EXERCISE BRIEF — Where in the data below does the word "post" appear? Copy every line that has it.

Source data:
■ ■ ■ ■

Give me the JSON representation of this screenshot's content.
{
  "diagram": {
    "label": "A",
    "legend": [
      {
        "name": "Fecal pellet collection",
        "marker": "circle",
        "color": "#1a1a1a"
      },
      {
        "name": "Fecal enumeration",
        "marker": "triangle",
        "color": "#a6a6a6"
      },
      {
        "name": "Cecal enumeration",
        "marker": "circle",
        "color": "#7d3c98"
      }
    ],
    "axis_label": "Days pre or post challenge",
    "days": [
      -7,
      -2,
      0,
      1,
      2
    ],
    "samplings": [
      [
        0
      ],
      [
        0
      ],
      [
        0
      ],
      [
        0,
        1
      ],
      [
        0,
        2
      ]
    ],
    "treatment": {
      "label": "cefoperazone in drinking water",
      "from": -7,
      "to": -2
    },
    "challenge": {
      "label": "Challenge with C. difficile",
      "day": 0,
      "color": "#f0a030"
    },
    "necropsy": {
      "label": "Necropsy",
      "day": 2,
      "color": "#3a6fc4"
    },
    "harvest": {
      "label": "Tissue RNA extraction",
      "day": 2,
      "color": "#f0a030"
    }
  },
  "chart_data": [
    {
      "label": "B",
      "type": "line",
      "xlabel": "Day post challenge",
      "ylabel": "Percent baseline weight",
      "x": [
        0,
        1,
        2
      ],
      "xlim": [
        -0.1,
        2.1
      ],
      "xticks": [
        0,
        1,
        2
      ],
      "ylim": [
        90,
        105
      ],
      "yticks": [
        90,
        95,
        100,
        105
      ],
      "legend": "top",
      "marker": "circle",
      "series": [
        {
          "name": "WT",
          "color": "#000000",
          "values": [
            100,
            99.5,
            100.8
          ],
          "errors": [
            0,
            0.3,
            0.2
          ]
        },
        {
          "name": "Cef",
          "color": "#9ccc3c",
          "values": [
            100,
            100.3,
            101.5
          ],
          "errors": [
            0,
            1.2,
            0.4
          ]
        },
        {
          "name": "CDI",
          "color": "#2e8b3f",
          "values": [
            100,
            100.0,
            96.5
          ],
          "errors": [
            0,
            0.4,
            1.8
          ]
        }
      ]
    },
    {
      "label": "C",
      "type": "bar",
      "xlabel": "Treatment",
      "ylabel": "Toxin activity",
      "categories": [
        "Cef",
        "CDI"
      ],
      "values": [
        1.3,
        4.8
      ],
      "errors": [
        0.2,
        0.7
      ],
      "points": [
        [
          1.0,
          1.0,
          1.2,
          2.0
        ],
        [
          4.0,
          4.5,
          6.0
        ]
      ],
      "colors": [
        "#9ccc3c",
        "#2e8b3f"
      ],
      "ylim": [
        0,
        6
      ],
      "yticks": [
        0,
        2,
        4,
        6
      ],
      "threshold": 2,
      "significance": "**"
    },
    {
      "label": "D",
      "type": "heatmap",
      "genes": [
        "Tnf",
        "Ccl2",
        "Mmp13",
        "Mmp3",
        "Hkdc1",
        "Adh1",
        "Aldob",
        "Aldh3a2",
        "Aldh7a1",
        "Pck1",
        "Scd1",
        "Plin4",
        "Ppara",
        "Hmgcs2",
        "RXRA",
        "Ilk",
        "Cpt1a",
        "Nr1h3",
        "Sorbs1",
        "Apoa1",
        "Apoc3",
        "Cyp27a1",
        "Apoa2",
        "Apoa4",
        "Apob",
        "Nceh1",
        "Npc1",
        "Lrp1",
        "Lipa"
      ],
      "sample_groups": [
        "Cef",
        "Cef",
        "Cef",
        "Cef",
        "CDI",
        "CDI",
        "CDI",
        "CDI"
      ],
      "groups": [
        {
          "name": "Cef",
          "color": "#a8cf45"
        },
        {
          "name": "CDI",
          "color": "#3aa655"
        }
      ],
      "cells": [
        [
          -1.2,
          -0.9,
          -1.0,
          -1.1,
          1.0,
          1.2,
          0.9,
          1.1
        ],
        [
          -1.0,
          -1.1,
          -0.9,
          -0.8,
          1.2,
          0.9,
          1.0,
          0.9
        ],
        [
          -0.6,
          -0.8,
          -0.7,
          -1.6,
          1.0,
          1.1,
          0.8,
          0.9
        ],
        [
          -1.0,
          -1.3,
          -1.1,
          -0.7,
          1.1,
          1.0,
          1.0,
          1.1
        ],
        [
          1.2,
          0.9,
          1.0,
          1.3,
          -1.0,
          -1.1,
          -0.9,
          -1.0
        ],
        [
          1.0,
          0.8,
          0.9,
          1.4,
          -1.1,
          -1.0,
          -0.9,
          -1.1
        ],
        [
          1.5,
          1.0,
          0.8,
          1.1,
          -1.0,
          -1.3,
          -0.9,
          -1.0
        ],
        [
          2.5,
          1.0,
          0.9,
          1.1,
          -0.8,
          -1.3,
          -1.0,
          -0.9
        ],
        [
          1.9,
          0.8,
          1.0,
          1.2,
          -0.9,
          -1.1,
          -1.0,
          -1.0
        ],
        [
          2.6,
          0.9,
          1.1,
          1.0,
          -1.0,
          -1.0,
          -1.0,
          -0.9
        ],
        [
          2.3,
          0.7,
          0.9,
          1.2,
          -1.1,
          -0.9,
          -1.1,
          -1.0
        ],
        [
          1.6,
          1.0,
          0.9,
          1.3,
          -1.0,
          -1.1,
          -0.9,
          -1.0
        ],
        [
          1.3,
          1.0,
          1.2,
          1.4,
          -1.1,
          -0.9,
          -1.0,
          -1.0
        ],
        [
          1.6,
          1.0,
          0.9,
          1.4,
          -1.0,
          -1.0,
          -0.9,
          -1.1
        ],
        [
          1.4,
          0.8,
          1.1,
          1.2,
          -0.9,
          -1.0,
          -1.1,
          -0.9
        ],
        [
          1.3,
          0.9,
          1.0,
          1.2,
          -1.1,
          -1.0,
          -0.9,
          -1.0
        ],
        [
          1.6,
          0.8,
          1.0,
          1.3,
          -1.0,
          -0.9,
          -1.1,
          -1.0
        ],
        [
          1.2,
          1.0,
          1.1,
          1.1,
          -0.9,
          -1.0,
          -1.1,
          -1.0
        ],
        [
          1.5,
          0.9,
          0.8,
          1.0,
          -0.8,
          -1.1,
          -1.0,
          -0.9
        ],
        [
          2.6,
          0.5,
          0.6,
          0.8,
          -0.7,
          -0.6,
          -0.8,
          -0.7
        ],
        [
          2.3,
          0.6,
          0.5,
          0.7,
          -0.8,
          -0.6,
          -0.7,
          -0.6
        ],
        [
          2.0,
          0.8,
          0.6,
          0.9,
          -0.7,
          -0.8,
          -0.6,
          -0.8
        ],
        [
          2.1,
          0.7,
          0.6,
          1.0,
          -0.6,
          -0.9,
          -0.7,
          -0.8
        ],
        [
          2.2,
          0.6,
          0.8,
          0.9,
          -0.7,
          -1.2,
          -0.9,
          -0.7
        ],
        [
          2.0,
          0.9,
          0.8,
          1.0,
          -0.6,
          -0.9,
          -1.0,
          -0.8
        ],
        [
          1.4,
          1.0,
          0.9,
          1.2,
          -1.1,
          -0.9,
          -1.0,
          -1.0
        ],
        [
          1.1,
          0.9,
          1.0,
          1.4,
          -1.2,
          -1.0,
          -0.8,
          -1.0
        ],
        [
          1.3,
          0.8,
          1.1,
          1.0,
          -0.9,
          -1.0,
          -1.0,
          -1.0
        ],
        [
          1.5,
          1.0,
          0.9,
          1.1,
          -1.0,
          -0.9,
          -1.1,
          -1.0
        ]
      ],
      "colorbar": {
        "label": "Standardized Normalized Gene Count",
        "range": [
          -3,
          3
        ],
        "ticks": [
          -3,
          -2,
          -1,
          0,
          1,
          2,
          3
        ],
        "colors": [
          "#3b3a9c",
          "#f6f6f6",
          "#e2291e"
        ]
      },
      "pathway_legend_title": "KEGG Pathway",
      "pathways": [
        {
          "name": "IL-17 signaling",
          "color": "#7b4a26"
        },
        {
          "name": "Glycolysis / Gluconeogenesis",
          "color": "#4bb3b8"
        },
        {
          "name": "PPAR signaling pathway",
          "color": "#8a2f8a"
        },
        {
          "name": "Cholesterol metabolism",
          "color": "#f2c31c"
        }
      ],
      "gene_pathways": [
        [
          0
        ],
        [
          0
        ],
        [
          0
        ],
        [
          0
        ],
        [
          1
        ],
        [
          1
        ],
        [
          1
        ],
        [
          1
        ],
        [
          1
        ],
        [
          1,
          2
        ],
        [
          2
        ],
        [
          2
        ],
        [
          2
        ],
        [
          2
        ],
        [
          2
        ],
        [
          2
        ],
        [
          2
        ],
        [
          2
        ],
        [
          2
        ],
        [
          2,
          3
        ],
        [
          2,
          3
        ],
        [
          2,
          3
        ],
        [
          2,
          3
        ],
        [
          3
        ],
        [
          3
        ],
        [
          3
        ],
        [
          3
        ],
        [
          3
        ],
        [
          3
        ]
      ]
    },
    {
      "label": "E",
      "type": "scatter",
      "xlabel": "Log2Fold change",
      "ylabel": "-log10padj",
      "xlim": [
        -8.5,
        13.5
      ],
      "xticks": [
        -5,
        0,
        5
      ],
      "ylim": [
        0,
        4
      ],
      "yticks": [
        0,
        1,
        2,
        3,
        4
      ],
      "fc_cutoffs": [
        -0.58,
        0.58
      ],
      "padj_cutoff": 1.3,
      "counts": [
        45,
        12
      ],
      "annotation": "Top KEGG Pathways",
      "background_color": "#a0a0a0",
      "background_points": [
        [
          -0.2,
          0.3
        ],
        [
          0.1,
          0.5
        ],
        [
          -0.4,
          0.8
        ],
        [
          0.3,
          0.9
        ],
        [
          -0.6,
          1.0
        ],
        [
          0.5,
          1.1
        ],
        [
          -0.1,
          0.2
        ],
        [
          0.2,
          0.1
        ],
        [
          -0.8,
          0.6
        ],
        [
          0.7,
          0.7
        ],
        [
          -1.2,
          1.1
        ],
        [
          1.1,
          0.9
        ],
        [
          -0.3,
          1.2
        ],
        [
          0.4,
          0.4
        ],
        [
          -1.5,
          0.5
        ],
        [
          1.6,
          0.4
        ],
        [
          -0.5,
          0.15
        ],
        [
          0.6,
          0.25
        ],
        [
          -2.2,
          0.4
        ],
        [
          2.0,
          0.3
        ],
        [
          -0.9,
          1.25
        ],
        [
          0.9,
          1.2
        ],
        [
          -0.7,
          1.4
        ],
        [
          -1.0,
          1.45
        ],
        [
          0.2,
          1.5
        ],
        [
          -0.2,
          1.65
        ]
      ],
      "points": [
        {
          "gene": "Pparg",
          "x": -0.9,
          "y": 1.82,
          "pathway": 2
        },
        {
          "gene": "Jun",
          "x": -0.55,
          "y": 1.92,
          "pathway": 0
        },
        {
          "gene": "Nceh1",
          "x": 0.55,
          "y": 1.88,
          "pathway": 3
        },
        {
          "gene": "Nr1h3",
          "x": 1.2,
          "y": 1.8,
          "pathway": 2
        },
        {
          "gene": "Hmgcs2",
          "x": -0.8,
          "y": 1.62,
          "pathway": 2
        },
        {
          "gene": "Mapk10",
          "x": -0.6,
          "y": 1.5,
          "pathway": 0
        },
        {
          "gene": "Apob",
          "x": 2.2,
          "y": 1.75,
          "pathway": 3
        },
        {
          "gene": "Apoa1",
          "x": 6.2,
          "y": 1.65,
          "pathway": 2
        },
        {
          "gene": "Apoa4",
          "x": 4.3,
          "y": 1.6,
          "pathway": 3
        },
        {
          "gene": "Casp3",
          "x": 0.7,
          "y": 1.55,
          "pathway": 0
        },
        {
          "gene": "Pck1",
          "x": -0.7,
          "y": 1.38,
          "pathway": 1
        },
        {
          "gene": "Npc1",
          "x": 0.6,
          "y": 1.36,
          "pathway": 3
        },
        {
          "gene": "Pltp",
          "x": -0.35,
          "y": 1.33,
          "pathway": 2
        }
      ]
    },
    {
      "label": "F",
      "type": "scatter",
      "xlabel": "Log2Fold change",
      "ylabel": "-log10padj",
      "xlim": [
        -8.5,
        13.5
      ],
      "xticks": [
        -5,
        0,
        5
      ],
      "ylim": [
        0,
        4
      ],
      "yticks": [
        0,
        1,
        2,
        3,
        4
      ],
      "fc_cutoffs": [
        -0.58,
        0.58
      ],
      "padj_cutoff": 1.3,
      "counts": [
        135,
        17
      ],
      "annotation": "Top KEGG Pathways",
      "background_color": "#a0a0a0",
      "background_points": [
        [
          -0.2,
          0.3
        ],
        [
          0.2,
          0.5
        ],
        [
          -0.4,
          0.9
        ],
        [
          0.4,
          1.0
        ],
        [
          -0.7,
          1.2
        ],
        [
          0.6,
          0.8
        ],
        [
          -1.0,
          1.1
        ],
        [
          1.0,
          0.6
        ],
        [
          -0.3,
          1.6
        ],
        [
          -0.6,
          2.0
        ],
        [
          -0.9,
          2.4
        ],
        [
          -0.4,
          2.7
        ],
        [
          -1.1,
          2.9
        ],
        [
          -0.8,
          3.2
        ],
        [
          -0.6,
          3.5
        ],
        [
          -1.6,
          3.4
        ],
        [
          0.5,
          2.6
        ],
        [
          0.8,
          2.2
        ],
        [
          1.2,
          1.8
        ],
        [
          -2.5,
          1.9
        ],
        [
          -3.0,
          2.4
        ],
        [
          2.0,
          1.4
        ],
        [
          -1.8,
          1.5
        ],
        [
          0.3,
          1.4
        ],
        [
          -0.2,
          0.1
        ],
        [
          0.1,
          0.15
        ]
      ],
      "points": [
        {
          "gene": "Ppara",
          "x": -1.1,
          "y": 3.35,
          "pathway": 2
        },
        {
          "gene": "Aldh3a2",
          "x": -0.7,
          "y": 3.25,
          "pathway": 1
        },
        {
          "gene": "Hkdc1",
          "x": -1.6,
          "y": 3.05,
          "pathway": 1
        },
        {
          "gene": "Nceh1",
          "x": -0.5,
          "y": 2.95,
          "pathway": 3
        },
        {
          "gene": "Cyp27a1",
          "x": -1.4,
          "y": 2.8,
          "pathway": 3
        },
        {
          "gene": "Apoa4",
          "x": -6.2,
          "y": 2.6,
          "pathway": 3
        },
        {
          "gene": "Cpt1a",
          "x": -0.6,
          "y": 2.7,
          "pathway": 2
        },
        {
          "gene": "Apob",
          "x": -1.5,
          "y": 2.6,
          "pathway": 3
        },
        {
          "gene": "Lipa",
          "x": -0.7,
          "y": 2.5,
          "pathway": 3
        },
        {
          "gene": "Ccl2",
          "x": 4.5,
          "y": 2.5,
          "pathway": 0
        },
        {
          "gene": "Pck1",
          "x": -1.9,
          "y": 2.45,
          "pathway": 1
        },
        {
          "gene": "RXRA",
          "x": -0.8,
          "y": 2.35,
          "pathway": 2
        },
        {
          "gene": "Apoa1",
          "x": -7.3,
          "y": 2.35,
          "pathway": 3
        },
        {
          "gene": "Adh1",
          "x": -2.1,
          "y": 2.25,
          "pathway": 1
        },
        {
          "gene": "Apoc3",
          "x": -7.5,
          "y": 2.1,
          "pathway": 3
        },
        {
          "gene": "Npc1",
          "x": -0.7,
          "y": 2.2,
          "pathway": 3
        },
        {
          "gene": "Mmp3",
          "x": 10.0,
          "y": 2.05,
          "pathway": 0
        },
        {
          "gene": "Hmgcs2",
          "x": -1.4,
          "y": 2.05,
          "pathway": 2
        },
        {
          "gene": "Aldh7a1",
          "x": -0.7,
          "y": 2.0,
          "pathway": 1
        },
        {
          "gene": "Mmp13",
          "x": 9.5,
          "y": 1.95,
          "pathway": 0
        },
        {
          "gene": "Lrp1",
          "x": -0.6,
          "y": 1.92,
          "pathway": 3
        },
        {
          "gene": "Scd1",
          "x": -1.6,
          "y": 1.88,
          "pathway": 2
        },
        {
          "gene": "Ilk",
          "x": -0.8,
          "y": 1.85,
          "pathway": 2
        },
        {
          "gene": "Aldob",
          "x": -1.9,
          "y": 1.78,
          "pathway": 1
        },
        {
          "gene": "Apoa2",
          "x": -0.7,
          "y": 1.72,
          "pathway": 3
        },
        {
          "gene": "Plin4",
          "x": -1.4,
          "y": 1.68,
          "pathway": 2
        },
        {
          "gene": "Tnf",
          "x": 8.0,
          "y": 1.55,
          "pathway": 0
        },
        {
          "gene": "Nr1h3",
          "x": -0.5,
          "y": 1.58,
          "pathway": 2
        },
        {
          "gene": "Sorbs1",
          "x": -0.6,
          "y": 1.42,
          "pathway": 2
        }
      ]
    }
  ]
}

■ ■ ■ ■

EXERCISE OUTPUT —
    "axis_label": "Days pre or post challenge",
      "xlabel": "Day post challenge",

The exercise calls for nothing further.